▶ [GIVEN TASK]: Present the following entries again, word for word and in full.

▶ [DATA IN THIS EXERCISE]:

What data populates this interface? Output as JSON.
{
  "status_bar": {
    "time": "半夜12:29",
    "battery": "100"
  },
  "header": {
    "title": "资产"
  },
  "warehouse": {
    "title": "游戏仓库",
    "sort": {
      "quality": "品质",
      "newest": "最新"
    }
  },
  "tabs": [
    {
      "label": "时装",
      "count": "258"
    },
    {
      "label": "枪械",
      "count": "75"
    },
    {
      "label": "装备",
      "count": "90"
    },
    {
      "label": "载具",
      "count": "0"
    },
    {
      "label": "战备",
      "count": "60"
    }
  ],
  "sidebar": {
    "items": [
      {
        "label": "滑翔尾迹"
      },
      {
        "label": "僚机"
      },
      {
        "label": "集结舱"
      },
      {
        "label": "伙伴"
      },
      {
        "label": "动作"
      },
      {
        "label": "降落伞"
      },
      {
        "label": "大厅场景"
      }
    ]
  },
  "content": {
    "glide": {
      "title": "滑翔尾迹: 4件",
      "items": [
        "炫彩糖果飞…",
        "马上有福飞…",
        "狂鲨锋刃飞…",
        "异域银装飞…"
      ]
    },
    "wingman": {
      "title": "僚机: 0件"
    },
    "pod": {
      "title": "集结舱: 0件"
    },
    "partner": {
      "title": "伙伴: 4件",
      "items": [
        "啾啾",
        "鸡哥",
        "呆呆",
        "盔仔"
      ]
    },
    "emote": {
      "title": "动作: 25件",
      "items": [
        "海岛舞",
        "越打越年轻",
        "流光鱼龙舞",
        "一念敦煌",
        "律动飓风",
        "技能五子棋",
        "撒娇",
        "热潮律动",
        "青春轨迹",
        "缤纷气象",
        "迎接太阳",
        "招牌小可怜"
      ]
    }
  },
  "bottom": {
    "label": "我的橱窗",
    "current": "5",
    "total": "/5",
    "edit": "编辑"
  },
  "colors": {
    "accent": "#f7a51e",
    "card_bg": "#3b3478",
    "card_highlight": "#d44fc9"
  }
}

▶ [ANSWER FOR THIS EXERCISE]:
What data populates this interface? Output as JSON.
{
  "status_bar": {
    "time": "半夜12:29",
    "battery": "100"
  },
  "header": {
    "title": "资产"
  },
  "warehouse": {
    "title": "游戏仓库",
    "sort": {
      "quality": "品质",
      "newest": "最新"
    }
  },
  "tabs": [
    {
      "label": "时装",
      "count": "258"
    },
    {
      "label": "枪械",
      "count": "75"
    },
    {
      "label": "装备",
      "count": "90"
    },
    {
      "label": "载具",
      "count": "0"
    },
    {
      "label": "战备",
      "count": "60"
    }
  ],
  "sidebar": {
    "items": [
      {
        "label": "滑翔尾迹"
      },
      {
        "label": "僚机"
      },
      {
        "label": "集结舱"
      },
      {
        "label": "伙伴"
      },
      {
        "label": "动作"
      },
      {
        "label": "降落伞"
      },
      {
        "label": "大厅场景"
      }
    ]
  },
  "content": {
    "glide": {
      "title": "滑翔尾迹: 4件",
      "items": [
        "炫彩糖果飞…",
        "马上有福飞…",
        "狂鲨锋刃飞…",
        "异域银装飞…"
      ]
    },
    "wingman": {
      "title": "僚机: 0件"
    },
    "pod": {
      "title": "集结舱: 0件"
    },
    "partner": {
      "title": "伙伴: 4件",
      "items": [
        "啾啾",
        "鸡哥",
        "呆呆",
        "盔仔"
      ]
    },
    "emote": {
      "title": "动作: 25件",
      "items": [
        "海岛舞",
        "越打越年轻",
        "流光鱼龙舞",
        "一念敦煌",
        "律动飓风",
        "技能五子棋",
        "撒娇",
        "热潮律动",
        "青春轨迹",
        "缤纷气象",
        "迎接太阳",
        "招牌小可怜"
      ]
    }
  },
  "bottom": {
    "label": "我的橱窗",
    "current": "5",
    "total": "/5",
    "edit": "编辑"
  },
  "colors": {
    "accent": "#f7a51e",
    "card_bg": "#3b3478",
    "card_highlight": "#d44fc9"
  }
}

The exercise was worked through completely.